EXERCISE DETAILS :: Reproduce verbatim every line from the first line of the records down to and including the line that contains "kb-number-row: 1234567890 —".

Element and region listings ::
===

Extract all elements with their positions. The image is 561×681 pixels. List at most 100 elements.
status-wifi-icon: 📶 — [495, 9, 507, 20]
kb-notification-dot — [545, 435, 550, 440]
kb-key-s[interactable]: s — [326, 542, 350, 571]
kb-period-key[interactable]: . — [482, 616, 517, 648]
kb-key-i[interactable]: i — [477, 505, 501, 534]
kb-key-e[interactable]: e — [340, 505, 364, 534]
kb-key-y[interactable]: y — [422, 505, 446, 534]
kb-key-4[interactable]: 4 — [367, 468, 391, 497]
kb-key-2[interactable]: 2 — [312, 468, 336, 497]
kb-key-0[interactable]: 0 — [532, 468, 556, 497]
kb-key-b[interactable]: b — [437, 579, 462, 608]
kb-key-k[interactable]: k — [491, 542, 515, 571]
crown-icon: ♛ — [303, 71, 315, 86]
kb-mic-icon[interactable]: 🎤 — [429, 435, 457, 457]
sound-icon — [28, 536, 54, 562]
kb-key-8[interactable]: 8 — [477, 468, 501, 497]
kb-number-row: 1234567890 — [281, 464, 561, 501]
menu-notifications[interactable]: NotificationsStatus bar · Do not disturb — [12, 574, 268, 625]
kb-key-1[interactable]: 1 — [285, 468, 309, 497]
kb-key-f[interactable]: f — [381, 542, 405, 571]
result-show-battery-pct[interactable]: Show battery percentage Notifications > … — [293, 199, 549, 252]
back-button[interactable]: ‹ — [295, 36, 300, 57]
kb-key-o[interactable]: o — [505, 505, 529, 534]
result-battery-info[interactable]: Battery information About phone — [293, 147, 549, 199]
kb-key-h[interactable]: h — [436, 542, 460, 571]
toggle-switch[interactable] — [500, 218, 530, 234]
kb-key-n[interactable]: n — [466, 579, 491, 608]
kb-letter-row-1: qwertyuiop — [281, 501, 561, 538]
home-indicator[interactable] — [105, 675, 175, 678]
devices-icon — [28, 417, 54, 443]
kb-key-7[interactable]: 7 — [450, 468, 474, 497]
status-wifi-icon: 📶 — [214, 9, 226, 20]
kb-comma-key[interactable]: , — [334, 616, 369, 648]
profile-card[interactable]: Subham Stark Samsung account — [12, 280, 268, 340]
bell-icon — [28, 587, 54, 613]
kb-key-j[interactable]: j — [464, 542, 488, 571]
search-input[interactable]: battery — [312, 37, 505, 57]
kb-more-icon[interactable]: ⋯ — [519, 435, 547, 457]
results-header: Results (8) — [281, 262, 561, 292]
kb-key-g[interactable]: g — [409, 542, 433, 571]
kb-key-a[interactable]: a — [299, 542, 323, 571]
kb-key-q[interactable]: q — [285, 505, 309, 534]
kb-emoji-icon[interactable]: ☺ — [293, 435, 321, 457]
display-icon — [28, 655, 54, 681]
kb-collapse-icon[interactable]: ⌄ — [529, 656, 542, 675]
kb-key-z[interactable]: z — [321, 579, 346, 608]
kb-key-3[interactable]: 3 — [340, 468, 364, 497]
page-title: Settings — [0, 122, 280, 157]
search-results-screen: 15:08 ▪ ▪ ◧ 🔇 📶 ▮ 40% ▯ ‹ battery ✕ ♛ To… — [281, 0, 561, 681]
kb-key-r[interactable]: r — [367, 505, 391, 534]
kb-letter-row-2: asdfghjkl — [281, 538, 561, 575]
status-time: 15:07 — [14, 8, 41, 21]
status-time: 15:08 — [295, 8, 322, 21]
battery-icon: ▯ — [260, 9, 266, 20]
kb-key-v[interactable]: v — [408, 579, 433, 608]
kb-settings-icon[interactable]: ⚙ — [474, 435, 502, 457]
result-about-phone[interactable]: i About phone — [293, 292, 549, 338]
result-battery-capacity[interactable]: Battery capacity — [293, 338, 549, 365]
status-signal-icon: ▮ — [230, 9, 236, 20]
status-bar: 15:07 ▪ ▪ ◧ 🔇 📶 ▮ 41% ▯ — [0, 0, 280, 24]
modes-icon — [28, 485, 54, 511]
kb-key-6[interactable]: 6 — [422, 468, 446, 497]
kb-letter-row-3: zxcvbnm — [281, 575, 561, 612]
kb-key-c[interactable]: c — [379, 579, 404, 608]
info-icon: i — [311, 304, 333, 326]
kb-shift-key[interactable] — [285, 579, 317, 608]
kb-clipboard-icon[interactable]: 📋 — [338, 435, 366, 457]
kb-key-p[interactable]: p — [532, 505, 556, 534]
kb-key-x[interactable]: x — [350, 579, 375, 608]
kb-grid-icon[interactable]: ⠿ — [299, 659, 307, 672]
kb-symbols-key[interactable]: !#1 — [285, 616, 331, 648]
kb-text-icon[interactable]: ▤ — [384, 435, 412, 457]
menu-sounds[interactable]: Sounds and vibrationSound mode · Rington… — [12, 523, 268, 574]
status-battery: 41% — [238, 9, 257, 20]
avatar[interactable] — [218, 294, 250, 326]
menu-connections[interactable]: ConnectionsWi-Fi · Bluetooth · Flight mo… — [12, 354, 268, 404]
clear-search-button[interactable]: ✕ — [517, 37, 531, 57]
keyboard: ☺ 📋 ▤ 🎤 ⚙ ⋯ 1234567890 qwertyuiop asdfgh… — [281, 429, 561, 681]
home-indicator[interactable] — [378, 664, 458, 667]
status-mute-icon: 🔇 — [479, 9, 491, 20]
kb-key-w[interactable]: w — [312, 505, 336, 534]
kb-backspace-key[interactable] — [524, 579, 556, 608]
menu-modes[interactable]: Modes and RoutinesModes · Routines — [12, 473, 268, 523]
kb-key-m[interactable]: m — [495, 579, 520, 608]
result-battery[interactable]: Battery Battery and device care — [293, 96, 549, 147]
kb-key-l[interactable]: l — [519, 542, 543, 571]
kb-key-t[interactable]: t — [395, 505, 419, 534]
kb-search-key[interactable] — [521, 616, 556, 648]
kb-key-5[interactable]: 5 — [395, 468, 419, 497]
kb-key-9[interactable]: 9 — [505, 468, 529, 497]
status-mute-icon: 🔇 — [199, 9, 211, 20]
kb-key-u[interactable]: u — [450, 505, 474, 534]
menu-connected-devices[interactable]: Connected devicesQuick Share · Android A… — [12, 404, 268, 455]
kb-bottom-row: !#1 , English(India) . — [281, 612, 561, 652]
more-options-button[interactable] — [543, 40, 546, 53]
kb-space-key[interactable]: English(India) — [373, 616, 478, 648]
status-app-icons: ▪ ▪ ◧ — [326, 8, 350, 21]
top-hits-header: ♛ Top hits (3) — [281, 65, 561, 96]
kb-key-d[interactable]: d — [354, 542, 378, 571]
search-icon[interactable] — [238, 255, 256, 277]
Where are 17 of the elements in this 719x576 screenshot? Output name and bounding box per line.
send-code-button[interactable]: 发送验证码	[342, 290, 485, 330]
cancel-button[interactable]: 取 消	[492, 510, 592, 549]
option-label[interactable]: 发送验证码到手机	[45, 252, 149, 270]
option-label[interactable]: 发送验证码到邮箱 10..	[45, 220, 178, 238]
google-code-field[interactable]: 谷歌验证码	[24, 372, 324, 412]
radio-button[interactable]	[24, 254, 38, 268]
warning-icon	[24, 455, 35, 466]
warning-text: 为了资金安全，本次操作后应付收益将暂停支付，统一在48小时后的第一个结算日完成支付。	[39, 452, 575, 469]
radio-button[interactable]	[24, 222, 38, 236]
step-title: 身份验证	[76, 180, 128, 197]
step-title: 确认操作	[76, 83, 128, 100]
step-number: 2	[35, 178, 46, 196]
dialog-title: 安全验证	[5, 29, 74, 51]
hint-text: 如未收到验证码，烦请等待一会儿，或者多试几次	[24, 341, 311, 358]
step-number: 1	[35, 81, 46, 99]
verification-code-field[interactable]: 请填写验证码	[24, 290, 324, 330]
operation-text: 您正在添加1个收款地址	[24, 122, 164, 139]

===

RESPONSE BELOW ::
Extract all elements with their positions. The image is 561×681 pixels. List at most 100 elements.
status-wifi-icon: 📶 — [495, 9, 507, 20]
kb-notification-dot — [545, 435, 550, 440]
kb-key-s[interactable]: s — [326, 542, 350, 571]
kb-period-key[interactable]: . — [482, 616, 517, 648]
kb-key-i[interactable]: i — [477, 505, 501, 534]
kb-key-e[interactable]: e — [340, 505, 364, 534]
kb-key-y[interactable]: y — [422, 505, 446, 534]
kb-key-4[interactable]: 4 — [367, 468, 391, 497]
kb-key-2[interactable]: 2 — [312, 468, 336, 497]
kb-key-0[interactable]: 0 — [532, 468, 556, 497]
kb-key-b[interactable]: b — [437, 579, 462, 608]
kb-key-k[interactable]: k — [491, 542, 515, 571]
crown-icon: ♛ — [303, 71, 315, 86]
kb-mic-icon[interactable]: 🎤 — [429, 435, 457, 457]
sound-icon — [28, 536, 54, 562]
kb-key-8[interactable]: 8 — [477, 468, 501, 497]
kb-number-row: 1234567890 — [281, 464, 561, 501]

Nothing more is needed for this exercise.